◆ **Problem requirements**
How many rows contain the string "align", counting only matches in the same case? Reply with the number alone.

◆ **Raw data**
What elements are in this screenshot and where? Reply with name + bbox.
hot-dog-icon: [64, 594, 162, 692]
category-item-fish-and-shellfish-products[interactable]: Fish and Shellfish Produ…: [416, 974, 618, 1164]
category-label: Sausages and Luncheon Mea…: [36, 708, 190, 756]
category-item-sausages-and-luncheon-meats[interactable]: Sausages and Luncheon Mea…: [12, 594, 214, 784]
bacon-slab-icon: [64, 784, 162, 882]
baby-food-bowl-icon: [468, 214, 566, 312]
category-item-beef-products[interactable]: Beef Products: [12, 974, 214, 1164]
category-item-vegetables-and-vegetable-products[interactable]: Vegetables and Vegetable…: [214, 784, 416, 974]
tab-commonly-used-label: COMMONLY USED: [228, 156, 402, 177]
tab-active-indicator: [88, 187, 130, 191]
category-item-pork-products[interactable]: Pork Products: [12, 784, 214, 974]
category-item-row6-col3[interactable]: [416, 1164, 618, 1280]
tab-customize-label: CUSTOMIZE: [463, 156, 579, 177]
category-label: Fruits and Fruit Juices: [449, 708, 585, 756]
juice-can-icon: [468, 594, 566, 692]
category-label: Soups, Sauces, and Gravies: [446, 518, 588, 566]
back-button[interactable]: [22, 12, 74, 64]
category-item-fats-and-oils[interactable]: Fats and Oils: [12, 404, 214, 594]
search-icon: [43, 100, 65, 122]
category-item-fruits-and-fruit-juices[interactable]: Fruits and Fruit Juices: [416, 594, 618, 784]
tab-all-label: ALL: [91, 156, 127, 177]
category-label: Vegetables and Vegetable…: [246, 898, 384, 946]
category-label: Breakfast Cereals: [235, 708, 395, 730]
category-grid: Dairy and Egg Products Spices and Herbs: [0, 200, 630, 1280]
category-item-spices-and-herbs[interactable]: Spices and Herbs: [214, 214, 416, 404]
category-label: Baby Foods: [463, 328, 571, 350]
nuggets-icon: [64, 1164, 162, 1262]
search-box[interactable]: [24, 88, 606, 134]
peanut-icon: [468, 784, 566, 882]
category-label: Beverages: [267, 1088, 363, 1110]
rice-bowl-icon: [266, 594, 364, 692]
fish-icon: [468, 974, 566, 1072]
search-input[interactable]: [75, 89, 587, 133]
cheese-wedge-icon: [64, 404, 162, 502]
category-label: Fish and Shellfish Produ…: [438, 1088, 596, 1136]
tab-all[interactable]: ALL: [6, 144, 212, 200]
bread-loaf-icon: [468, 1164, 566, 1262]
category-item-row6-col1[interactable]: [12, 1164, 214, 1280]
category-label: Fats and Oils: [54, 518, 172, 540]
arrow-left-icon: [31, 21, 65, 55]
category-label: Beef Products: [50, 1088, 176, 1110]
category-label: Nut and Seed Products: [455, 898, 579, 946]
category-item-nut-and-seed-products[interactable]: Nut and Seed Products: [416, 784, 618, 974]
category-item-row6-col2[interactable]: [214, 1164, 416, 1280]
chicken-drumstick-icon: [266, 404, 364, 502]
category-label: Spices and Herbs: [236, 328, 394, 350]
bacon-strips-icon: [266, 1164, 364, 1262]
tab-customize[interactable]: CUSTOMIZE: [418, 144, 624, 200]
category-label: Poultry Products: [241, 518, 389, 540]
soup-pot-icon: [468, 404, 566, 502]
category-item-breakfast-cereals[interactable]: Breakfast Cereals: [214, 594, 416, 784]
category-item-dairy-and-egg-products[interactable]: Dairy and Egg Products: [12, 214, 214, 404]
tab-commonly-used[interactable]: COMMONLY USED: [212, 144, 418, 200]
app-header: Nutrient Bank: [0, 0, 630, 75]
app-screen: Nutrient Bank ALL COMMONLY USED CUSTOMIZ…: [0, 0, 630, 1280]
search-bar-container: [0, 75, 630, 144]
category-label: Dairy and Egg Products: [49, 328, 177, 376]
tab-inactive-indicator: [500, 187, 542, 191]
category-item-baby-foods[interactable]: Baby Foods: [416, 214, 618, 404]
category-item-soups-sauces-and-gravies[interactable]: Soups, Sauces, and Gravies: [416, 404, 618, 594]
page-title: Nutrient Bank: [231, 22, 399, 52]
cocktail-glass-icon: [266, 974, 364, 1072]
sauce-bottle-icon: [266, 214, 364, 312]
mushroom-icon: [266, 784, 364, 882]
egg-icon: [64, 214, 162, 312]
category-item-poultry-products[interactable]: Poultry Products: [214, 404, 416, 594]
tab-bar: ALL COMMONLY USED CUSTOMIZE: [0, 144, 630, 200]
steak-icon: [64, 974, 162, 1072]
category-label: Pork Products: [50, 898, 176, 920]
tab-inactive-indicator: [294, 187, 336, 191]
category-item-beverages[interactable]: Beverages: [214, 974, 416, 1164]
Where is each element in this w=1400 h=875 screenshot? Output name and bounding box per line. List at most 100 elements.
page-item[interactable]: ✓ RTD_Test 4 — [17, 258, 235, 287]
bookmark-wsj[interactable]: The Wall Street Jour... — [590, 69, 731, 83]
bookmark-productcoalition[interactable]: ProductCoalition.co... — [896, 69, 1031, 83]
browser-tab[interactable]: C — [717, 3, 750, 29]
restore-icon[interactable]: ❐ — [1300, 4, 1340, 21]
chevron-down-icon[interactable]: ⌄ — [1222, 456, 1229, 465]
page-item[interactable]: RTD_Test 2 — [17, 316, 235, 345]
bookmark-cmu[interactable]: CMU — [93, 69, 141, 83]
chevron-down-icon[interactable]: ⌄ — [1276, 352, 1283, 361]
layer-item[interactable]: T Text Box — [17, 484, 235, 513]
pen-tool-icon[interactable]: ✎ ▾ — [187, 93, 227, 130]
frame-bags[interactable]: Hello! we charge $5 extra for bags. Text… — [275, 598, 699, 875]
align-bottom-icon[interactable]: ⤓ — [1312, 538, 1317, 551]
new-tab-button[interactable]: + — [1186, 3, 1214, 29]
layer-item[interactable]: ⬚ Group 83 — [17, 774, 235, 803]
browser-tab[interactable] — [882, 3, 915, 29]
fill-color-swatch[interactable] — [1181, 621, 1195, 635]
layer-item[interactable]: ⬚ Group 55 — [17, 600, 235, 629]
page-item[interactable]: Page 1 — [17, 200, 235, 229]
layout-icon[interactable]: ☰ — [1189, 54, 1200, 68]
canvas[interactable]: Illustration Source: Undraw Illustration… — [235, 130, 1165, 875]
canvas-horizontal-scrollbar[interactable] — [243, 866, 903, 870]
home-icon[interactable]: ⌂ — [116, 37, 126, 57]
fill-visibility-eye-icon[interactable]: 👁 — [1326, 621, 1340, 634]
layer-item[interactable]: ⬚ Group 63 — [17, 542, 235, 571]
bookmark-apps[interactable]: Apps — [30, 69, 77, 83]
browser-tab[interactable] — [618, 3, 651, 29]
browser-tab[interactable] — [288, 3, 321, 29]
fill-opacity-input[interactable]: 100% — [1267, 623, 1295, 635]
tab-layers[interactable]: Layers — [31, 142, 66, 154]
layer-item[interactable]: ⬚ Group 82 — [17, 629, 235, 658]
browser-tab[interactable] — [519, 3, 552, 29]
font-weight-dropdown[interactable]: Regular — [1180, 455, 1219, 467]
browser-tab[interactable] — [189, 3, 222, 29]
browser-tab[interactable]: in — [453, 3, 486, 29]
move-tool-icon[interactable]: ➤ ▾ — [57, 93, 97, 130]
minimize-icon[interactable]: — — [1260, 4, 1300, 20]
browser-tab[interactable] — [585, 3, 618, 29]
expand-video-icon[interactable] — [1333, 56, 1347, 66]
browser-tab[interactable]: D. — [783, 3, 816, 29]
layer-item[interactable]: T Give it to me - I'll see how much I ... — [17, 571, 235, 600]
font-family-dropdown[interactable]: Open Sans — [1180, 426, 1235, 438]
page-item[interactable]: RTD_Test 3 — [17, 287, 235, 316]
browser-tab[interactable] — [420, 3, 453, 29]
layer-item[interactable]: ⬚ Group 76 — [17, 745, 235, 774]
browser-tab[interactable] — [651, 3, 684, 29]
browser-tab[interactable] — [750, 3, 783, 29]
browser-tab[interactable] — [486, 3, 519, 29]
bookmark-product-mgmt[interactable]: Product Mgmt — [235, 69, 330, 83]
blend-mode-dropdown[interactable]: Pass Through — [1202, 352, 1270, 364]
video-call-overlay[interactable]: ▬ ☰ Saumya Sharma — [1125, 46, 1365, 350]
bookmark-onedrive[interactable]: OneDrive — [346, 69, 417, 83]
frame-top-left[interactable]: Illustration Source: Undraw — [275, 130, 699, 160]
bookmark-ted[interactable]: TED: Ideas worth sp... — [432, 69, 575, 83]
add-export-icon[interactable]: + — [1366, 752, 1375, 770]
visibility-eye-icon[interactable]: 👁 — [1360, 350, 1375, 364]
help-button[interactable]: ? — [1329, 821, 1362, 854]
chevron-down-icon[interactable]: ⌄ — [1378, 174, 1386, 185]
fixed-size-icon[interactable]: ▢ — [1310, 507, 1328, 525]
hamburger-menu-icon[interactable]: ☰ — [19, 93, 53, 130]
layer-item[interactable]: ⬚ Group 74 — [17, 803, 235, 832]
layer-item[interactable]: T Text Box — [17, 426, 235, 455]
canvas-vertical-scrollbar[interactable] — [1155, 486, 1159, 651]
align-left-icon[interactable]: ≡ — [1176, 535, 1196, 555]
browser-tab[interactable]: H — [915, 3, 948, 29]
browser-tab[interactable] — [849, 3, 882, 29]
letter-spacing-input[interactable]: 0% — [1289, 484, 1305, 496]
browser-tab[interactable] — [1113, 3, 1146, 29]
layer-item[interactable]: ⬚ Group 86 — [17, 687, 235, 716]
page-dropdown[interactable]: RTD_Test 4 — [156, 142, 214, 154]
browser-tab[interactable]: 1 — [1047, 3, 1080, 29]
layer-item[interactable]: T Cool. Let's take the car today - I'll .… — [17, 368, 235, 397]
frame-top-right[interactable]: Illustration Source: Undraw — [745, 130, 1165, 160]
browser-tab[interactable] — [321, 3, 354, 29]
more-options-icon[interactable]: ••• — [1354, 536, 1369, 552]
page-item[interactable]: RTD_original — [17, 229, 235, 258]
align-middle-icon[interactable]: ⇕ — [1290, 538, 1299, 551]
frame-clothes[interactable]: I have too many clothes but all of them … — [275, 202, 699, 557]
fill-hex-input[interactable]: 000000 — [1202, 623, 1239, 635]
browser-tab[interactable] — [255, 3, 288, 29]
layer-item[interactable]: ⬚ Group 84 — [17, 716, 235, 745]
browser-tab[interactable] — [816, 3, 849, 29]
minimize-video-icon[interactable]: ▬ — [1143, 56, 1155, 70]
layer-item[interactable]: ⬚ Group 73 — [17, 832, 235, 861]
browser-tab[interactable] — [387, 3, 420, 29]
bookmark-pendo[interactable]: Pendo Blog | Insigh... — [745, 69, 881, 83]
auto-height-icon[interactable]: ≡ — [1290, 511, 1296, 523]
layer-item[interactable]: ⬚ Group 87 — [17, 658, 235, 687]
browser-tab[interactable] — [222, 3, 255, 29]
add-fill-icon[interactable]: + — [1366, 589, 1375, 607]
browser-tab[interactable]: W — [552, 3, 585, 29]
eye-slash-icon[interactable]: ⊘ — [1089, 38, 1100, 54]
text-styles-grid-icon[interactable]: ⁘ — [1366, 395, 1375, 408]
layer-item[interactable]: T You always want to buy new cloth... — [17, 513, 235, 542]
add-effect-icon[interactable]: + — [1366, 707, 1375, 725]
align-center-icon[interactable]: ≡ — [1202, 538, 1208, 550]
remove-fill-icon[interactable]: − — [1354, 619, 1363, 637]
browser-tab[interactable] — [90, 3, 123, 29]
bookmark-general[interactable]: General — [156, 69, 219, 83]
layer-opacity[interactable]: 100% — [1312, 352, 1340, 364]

◆ **Solution for this problem**
4